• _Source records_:
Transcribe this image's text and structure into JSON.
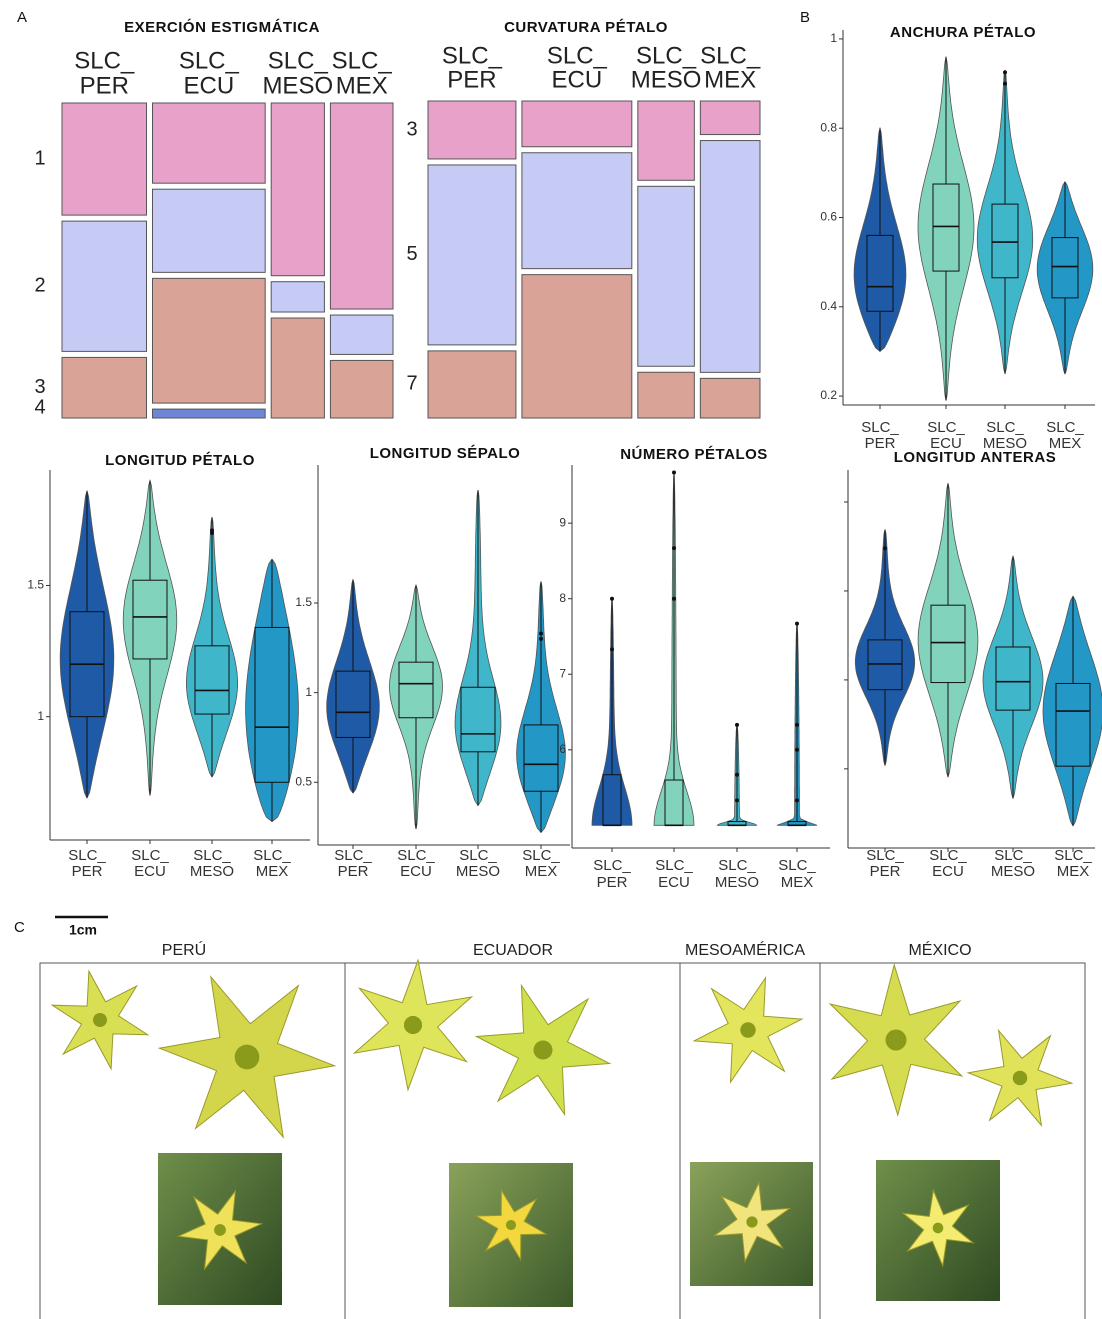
{
  "panel_labels": [
    "A",
    "B",
    "C"
  ],
  "photo_panel": {
    "scale_bar": "1cm",
    "regions": [
      "PERÚ",
      "ECUADOR",
      "MESOAMÉRICA",
      "MÉXICO"
    ]
  },
  "chart_data": [
    {
      "type": "mosaic",
      "title": "EXERCIÓN ESTIGMÁTICA",
      "categories": [
        [
          "SLC_",
          "PER"
        ],
        [
          "SLC_",
          "ECU"
        ],
        [
          "SLC_",
          "MESO"
        ],
        [
          "SLC_",
          "MEX"
        ]
      ],
      "widths": [
        27,
        36,
        17,
        20
      ],
      "series": [
        {
          "name": "1",
          "color": "#e8a2c9",
          "values": [
            37,
            27,
            57,
            68
          ]
        },
        {
          "name": "2",
          "color": "#c6cbf6",
          "values": [
            43,
            28,
            10,
            13
          ]
        },
        {
          "name": "3",
          "color": "#d9a398",
          "values": [
            20,
            42,
            33,
            19
          ]
        },
        {
          "name": "4",
          "color": "#6d86d6",
          "values": [
            0,
            3,
            0,
            0
          ]
        }
      ]
    },
    {
      "type": "mosaic",
      "title": "CURVATURA PÉTALO",
      "categories": [
        [
          "SLC_",
          "PER"
        ],
        [
          "SLC_",
          "ECU"
        ],
        [
          "SLC_",
          "MESO"
        ],
        [
          "SLC_",
          "MEX"
        ]
      ],
      "widths": [
        28,
        35,
        18,
        19
      ],
      "series": [
        {
          "name": "3",
          "color": "#e8a2c9",
          "values": [
            19,
            15,
            26,
            11
          ]
        },
        {
          "name": "5",
          "color": "#c6cbf6",
          "values": [
            59,
            38,
            59,
            76
          ]
        },
        {
          "name": "7",
          "color": "#d9a398",
          "values": [
            22,
            47,
            15,
            13
          ]
        }
      ]
    },
    {
      "type": "violin",
      "title": "ANCHURA PÉTALO",
      "categories": [
        [
          "SLC_",
          "PER"
        ],
        [
          "SLC_",
          "ECU"
        ],
        [
          "SLC_",
          "MESO"
        ],
        [
          "SLC_",
          "MEX"
        ]
      ],
      "colors": [
        "#1f5aa6",
        "#82d3bb",
        "#3fb6c9",
        "#2397c6"
      ],
      "ylim": [
        0.18,
        1.02
      ],
      "yticks": [
        0.2,
        0.4,
        0.6,
        0.8,
        1
      ],
      "stats": [
        {
          "min": 0.3,
          "q1": 0.39,
          "median": 0.445,
          "q3": 0.56,
          "max": 0.8,
          "outliers": []
        },
        {
          "min": 0.19,
          "q1": 0.48,
          "median": 0.58,
          "q3": 0.675,
          "max": 0.96,
          "outliers": []
        },
        {
          "min": 0.25,
          "q1": 0.465,
          "median": 0.545,
          "q3": 0.63,
          "max": 0.93,
          "outliers": [
            0.9,
            0.925
          ]
        },
        {
          "min": 0.25,
          "q1": 0.42,
          "median": 0.49,
          "q3": 0.555,
          "max": 0.68,
          "outliers": []
        }
      ]
    },
    {
      "type": "violin",
      "title": "LONGITUD PÉTALO",
      "categories": [
        [
          "SLC_",
          "PER"
        ],
        [
          "SLC_",
          "ECU"
        ],
        [
          "SLC_",
          "MESO"
        ],
        [
          "SLC_",
          "MEX"
        ]
      ],
      "colors": [
        "#1f5aa6",
        "#82d3bb",
        "#3fb6c9",
        "#2397c6"
      ],
      "ylim": [
        0.53,
        1.94
      ],
      "yticks": [
        1,
        1.5
      ],
      "stats": [
        {
          "min": 0.69,
          "q1": 1.0,
          "median": 1.2,
          "q3": 1.4,
          "max": 1.86,
          "outliers": []
        },
        {
          "min": 0.7,
          "q1": 1.22,
          "median": 1.38,
          "q3": 1.52,
          "max": 1.9,
          "outliers": []
        },
        {
          "min": 0.77,
          "q1": 1.01,
          "median": 1.1,
          "q3": 1.27,
          "max": 1.76,
          "outliers": [
            1.7,
            1.71
          ]
        },
        {
          "min": 0.6,
          "q1": 0.75,
          "median": 0.96,
          "q3": 1.34,
          "max": 1.6,
          "outliers": []
        }
      ]
    },
    {
      "type": "violin",
      "title": "LONGITUD SÉPALO",
      "categories": [
        [
          "SLC_",
          "PER"
        ],
        [
          "SLC_",
          "ECU"
        ],
        [
          "SLC_",
          "MESO"
        ],
        [
          "SLC_",
          "MEX"
        ]
      ],
      "colors": [
        "#1f5aa6",
        "#82d3bb",
        "#3fb6c9",
        "#2397c6"
      ],
      "ylim": [
        0.15,
        2.27
      ],
      "yticks": [
        0.5,
        1,
        1.5
      ],
      "stats": [
        {
          "min": 0.44,
          "q1": 0.75,
          "median": 0.89,
          "q3": 1.12,
          "max": 1.63,
          "outliers": []
        },
        {
          "min": 0.24,
          "q1": 0.86,
          "median": 1.05,
          "q3": 1.17,
          "max": 1.6,
          "outliers": []
        },
        {
          "min": 0.37,
          "q1": 0.67,
          "median": 0.77,
          "q3": 1.03,
          "max": 2.13,
          "outliers": []
        },
        {
          "min": 0.22,
          "q1": 0.45,
          "median": 0.6,
          "q3": 0.82,
          "max": 1.62,
          "outliers": [
            1.3,
            1.33
          ]
        }
      ]
    },
    {
      "type": "violin",
      "title": "NÚMERO PÉTALOS",
      "categories": [
        [
          "SLC_",
          "PER"
        ],
        [
          "SLC_",
          "ECU"
        ],
        [
          "SLC_",
          "MESO"
        ],
        [
          "SLC_",
          "MEX"
        ]
      ],
      "colors": [
        "#1f5aa6",
        "#82d3bb",
        "#3fb6c9",
        "#2397c6"
      ],
      "ylim": [
        4.7,
        9.77
      ],
      "yticks": [
        6,
        7,
        8,
        9
      ],
      "stats": [
        {
          "min": 5,
          "q1": 5,
          "median": 5,
          "q3": 5.67,
          "max": 8,
          "outliers": [
            7.33,
            8
          ]
        },
        {
          "min": 5,
          "q1": 5,
          "median": 5,
          "q3": 5.6,
          "max": 9.67,
          "outliers": [
            8,
            8.67,
            9.67
          ]
        },
        {
          "min": 5,
          "q1": 5,
          "median": 5,
          "q3": 5.05,
          "max": 6.33,
          "outliers": [
            5.33,
            5.67,
            6.33
          ]
        },
        {
          "min": 5,
          "q1": 5,
          "median": 5,
          "q3": 5.05,
          "max": 7.67,
          "outliers": [
            5.33,
            6,
            6.33,
            7.67
          ]
        }
      ]
    },
    {
      "type": "violin",
      "title": "LONGITUD ANTERAS",
      "categories": [
        [
          "SLC_",
          "PER"
        ],
        [
          "SLC_",
          "ECU"
        ],
        [
          "SLC_",
          "MESO"
        ],
        [
          "SLC_",
          "MEX"
        ]
      ],
      "colors": [
        "#1f5aa6",
        "#82d3bb",
        "#3fb6c9",
        "#2397c6"
      ],
      "ylim": [
        0.11,
        4.36
      ],
      "yticks": [
        1,
        2,
        3,
        4
      ],
      "ytick_labels": false,
      "stats": [
        {
          "min": 1.04,
          "q1": 1.89,
          "median": 2.18,
          "q3": 2.45,
          "max": 3.69,
          "outliers": [
            3.48
          ]
        },
        {
          "min": 0.91,
          "q1": 1.97,
          "median": 2.42,
          "q3": 2.84,
          "max": 4.21,
          "outliers": []
        },
        {
          "min": 0.67,
          "q1": 1.66,
          "median": 1.98,
          "q3": 2.37,
          "max": 3.39,
          "outliers": []
        },
        {
          "min": 0.36,
          "q1": 1.03,
          "median": 1.65,
          "q3": 1.96,
          "max": 2.94,
          "outliers": []
        }
      ]
    }
  ]
}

• _Given exercise_:
Select every line where the word "LONGITUD" occurs.

• _Written solution_:
      "title": "LONGITUD PÉTALO",
      "title": "LONGITUD SÉPALO",
      "title": "LONGITUD ANTERAS",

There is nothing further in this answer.